Work to do: Print every record below exactly as written.

Excerpt from a dataset:
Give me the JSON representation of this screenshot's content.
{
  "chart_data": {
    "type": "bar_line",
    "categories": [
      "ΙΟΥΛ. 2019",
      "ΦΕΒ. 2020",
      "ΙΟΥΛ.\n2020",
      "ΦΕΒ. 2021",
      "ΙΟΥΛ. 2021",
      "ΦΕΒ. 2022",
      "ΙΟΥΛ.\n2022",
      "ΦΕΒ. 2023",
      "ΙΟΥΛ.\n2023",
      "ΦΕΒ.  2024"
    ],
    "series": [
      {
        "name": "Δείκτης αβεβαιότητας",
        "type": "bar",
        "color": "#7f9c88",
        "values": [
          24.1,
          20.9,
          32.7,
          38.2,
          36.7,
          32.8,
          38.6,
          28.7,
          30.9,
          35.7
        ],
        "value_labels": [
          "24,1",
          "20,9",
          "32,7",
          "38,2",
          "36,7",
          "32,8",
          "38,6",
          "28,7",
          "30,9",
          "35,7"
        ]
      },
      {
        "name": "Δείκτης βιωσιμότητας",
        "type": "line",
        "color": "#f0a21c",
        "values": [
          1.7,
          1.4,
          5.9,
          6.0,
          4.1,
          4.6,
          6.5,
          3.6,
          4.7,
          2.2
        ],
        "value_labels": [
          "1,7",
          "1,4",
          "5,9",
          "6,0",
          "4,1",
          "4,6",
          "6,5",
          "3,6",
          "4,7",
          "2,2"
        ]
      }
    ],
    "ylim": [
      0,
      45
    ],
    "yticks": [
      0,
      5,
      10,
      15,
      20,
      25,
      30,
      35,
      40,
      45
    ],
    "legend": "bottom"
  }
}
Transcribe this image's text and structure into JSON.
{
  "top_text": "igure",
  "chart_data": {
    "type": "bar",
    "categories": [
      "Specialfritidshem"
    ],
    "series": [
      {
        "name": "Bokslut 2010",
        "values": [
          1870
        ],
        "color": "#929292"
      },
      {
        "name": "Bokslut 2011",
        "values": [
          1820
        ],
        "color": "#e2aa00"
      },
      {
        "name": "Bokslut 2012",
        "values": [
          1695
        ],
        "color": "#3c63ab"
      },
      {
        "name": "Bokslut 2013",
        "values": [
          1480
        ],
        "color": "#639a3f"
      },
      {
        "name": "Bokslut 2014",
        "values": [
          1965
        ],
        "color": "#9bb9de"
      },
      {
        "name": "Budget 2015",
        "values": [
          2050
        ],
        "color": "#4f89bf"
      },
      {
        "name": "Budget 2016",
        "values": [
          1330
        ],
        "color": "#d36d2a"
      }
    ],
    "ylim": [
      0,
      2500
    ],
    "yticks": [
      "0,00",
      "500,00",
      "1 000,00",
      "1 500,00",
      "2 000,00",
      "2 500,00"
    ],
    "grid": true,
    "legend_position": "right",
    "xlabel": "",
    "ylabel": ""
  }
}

Solution to the exercise:
Give me the JSON representation of this screenshot's content.
{
  "chart_data": {
    "type": "bar_line",
    "categories": [
      "ΙΟΥΛ. 2019",
      "ΦΕΒ. 2020",
      "ΙΟΥΛ.\n2020",
      "ΦΕΒ. 2021",
      "ΙΟΥΛ. 2021",
      "ΦΕΒ. 2022",
      "ΙΟΥΛ.\n2022",
      "ΦΕΒ. 2023",
      "ΙΟΥΛ.\n2023",
      "ΦΕΒ.  2024"
    ],
    "series": [
      {
        "name": "Δείκτης αβεβαιότητας",
        "type": "bar",
        "color": "#7f9c88",
        "values": [
          24.1,
          20.9,
          32.7,
          38.2,
          36.7,
          32.8,
          38.6,
          28.7,
          30.9,
          35.7
        ],
        "value_labels": [
          "24,1",
          "20,9",
          "32,7",
          "38,2",
          "36,7",
          "32,8",
          "38,6",
          "28,7",
          "30,9",
          "35,7"
        ]
      },
      {
        "name": "Δείκτης βιωσιμότητας",
        "type": "line",
        "color": "#f0a21c",
        "values": [
          1.7,
          1.4,
          5.9,
          6.0,
          4.1,
          4.6,
          6.5,
          3.6,
          4.7,
          2.2
        ],
        "value_labels": [
          "1,7",
          "1,4",
          "5,9",
          "6,0",
          "4,1",
          "4,6",
          "6,5",
          "3,6",
          "4,7",
          "2,2"
        ]
      }
    ],
    "ylim": [
      0,
      45
    ],
    "yticks": [
      0,
      5,
      10,
      15,
      20,
      25,
      30,
      35,
      40,
      45
    ],
    "legend": "bottom"
  }
}
Transcribe this image's text and structure into JSON.
{
  "top_text": "igure",
  "chart_data": {
    "type": "bar",
    "categories": [
      "Specialfritidshem"
    ],
    "series": [
      {
        "name": "Bokslut 2010",
        "values": [
          1870
        ],
        "color": "#929292"
      },
      {
        "name": "Bokslut 2011",
        "values": [
          1820
        ],
        "color": "#e2aa00"
      },
      {
        "name": "Bokslut 2012",
        "values": [
          1695
        ],
        "color": "#3c63ab"
      },
      {
        "name": "Bokslut 2013",
        "values": [
          1480
        ],
        "color": "#639a3f"
      },
      {
        "name": "Bokslut 2014",
        "values": [
          1965
        ],
        "color": "#9bb9de"
      },
      {
        "name": "Budget 2015",
        "values": [
          2050
        ],
        "color": "#4f89bf"
      },
      {
        "name": "Budget 2016",
        "values": [
          1330
        ],
        "color": "#d36d2a"
      }
    ],
    "ylim": [
      0,
      2500
    ],
    "yticks": [
      "0,00",
      "500,00",
      "1 000,00",
      "1 500,00",
      "2 000,00",
      "2 500,00"
    ],
    "grid": true,
    "legend_position": "right",
    "xlabel": "",
    "ylabel": ""
  }
}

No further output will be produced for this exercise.